- Exercise details -
Pull each line holding "capitolari" out of the entries below.

- Record extracts -

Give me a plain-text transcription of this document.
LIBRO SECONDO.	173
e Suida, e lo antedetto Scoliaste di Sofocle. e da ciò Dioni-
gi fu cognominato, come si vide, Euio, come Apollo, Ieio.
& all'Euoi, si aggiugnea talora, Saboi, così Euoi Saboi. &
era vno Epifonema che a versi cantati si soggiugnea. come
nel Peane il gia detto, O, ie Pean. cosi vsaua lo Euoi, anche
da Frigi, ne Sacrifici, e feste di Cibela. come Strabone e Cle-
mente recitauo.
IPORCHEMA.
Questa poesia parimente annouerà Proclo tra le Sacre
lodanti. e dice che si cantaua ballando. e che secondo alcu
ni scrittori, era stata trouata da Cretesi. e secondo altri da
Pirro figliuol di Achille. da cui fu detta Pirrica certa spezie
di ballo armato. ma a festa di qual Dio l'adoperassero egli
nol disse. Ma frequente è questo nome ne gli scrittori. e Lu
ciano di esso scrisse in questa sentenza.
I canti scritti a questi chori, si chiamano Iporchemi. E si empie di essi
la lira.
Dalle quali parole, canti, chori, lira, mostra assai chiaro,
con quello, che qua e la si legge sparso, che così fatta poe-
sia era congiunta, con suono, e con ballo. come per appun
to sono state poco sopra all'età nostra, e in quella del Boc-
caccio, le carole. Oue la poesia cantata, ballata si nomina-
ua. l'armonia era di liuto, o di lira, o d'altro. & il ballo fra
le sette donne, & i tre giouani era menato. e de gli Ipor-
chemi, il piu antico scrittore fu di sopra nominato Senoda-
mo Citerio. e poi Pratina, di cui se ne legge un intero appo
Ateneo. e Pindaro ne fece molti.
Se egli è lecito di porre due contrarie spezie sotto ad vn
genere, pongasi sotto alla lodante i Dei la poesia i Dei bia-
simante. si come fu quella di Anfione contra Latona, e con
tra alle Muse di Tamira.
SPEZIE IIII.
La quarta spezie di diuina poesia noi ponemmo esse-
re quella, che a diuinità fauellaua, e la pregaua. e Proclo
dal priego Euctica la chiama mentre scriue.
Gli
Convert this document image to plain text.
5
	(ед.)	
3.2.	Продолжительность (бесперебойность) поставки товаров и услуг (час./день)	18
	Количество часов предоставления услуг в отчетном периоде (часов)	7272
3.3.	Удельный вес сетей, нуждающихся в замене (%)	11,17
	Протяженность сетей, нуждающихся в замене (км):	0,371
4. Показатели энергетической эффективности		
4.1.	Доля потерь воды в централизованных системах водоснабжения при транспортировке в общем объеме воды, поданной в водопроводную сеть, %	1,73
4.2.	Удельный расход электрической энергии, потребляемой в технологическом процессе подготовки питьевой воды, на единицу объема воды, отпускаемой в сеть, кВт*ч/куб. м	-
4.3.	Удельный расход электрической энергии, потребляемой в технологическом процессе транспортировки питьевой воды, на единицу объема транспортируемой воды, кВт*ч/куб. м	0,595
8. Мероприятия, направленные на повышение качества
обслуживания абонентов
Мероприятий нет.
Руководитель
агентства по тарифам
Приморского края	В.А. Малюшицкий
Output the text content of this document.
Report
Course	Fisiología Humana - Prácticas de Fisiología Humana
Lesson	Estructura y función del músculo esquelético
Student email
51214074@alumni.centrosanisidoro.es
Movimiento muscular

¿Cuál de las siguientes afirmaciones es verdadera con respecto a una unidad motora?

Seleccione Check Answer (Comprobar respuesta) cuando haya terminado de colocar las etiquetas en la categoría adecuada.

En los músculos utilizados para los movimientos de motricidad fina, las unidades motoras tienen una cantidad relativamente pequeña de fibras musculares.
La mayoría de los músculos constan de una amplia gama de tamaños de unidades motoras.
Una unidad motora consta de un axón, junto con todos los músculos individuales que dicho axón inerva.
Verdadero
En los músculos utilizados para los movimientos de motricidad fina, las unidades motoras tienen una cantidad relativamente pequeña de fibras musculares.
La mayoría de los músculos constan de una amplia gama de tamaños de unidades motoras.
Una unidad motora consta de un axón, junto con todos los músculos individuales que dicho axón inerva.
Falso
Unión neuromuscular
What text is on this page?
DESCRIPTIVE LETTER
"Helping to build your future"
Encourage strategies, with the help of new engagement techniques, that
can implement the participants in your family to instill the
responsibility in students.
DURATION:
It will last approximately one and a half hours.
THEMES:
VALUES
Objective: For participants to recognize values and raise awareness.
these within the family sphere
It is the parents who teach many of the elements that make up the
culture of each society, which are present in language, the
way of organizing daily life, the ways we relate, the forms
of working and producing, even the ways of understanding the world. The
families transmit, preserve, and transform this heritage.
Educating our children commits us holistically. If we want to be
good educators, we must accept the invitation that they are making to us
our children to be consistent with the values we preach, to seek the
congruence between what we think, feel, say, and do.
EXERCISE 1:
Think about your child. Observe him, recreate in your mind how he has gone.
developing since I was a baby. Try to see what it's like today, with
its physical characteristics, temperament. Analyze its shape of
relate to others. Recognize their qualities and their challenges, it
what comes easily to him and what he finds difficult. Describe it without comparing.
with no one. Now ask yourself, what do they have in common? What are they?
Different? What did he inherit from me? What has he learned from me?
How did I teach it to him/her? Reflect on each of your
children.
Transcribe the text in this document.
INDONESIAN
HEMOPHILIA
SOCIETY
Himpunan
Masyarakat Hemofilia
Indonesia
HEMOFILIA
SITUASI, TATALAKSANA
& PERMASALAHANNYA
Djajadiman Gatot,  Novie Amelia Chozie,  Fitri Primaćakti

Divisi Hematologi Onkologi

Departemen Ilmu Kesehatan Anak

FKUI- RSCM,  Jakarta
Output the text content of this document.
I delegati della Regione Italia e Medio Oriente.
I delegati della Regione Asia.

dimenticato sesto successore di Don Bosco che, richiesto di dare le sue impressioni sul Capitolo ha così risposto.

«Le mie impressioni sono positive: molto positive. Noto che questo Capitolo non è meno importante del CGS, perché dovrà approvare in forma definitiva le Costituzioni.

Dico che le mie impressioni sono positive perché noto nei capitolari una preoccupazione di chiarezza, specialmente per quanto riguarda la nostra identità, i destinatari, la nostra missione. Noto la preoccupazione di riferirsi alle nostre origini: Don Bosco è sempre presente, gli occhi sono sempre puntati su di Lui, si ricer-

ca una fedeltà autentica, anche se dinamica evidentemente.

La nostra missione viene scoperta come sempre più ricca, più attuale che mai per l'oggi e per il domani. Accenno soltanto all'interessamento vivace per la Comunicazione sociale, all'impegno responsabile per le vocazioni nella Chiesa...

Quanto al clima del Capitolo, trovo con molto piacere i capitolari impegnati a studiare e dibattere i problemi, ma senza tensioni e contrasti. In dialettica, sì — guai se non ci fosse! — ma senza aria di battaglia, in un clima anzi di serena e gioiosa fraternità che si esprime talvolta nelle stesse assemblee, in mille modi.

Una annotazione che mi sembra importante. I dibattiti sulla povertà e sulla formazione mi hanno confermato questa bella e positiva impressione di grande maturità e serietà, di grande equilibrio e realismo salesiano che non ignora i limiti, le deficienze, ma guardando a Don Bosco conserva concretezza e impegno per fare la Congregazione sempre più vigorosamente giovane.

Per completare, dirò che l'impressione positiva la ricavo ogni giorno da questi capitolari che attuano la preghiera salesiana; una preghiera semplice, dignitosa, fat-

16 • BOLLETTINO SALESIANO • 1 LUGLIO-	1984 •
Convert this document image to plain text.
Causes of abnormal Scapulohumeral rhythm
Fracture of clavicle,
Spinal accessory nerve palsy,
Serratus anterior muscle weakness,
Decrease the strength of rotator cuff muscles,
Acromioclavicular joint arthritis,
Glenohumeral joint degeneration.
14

- Written solution -
Dico che le mie impressioni sono positive perché noto nei capitolari una preoccupazione di chiarezza, specialmente per quanto riguarda la nostra identità, i destinatari, la nostra missione. Noto la preoccupazione di riferirsi alle nostre origini: Don Bosco è sempre presente, gli occhi sono sempre puntati su di Lui, si ricer-
Quanto al clima del Capitolo, trovo con molto piacere i capitolari impegnati a studiare e dibattere i problemi, ma senza tensioni e contrasti. In dialettica, sì — guai se non ci fosse! — ma senza aria di battaglia, in un clima anzi di serena e gioiosa fraternità che si esprime talvolta nelle stesse assemblee, in mille modi.
Per completare, dirò che l'impressione positiva la ricavo ogni giorno da questi capitolari che attuano la preghiera salesiana; una preghiera semplice, dignitosa, fat-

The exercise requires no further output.